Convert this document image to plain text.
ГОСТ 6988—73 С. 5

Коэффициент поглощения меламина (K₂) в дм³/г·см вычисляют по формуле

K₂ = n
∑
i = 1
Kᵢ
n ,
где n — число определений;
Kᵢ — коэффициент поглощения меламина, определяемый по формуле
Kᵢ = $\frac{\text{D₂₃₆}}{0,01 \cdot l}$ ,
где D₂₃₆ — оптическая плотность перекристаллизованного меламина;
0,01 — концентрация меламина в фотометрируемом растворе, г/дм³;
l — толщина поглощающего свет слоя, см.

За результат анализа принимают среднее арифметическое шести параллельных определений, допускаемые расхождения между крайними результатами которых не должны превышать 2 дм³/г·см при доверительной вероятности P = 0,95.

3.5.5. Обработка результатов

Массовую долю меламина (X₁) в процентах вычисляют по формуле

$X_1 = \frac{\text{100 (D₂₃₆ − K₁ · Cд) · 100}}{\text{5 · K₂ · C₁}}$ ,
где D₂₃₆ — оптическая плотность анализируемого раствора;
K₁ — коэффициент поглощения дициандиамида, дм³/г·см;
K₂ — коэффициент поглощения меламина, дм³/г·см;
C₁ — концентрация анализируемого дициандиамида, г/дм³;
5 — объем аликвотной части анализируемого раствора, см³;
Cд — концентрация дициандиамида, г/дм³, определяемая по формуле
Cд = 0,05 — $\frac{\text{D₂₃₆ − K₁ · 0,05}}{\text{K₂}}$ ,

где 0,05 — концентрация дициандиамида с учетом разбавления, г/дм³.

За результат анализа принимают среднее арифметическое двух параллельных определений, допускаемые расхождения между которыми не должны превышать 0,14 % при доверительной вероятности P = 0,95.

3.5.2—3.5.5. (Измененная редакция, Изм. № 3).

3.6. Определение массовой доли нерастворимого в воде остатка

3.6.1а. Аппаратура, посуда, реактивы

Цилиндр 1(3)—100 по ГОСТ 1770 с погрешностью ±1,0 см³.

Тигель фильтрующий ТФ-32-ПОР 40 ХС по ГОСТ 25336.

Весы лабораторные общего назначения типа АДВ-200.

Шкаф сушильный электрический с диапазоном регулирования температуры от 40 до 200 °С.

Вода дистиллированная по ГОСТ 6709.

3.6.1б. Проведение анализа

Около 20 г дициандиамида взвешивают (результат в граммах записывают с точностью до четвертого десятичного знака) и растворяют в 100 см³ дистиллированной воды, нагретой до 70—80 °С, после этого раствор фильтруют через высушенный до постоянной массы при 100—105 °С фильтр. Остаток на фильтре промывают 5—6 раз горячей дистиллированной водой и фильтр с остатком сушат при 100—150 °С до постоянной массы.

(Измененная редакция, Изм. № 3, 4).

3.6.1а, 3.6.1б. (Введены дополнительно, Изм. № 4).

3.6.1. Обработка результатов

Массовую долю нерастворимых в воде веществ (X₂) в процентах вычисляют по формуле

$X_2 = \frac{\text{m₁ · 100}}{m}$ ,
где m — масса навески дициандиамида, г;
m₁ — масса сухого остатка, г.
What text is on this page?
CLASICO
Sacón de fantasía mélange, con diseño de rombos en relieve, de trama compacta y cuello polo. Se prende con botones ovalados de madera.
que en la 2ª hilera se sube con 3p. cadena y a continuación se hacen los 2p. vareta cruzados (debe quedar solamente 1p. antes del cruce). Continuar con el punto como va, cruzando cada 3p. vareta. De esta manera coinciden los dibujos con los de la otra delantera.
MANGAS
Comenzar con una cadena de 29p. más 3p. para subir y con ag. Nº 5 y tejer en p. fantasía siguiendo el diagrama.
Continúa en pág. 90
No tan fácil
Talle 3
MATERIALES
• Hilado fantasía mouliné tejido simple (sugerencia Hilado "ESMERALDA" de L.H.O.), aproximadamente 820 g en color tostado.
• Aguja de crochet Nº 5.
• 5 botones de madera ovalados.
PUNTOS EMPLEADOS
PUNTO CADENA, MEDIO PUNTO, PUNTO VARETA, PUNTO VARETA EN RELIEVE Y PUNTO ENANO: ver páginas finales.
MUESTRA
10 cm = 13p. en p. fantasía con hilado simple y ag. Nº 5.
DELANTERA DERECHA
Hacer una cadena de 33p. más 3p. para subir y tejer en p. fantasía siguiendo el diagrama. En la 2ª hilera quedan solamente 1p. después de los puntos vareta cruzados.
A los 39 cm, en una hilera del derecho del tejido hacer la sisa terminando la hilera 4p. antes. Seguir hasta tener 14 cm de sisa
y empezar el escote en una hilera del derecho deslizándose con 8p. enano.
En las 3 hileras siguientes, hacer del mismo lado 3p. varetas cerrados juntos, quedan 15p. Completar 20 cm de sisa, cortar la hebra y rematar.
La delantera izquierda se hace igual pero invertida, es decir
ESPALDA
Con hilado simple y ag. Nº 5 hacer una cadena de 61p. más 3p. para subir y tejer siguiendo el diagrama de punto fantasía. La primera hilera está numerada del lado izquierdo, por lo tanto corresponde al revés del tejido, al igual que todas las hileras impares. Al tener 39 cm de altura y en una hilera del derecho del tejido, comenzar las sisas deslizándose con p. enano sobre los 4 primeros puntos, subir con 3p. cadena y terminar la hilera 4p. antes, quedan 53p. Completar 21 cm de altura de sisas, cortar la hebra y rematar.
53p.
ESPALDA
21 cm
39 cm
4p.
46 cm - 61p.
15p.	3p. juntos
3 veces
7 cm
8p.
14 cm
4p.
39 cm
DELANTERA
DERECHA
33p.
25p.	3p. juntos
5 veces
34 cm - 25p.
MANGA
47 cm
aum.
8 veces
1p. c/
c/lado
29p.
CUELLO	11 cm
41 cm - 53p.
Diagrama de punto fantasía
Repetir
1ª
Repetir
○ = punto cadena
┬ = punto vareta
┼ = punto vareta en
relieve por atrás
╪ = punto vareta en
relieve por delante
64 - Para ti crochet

:::

▶ _WORK TO BE COMPLETED_: Determine how many lines in the records contain "концентрация", and reply with the number only.

▶ _EXPECTED ANSWER_: 4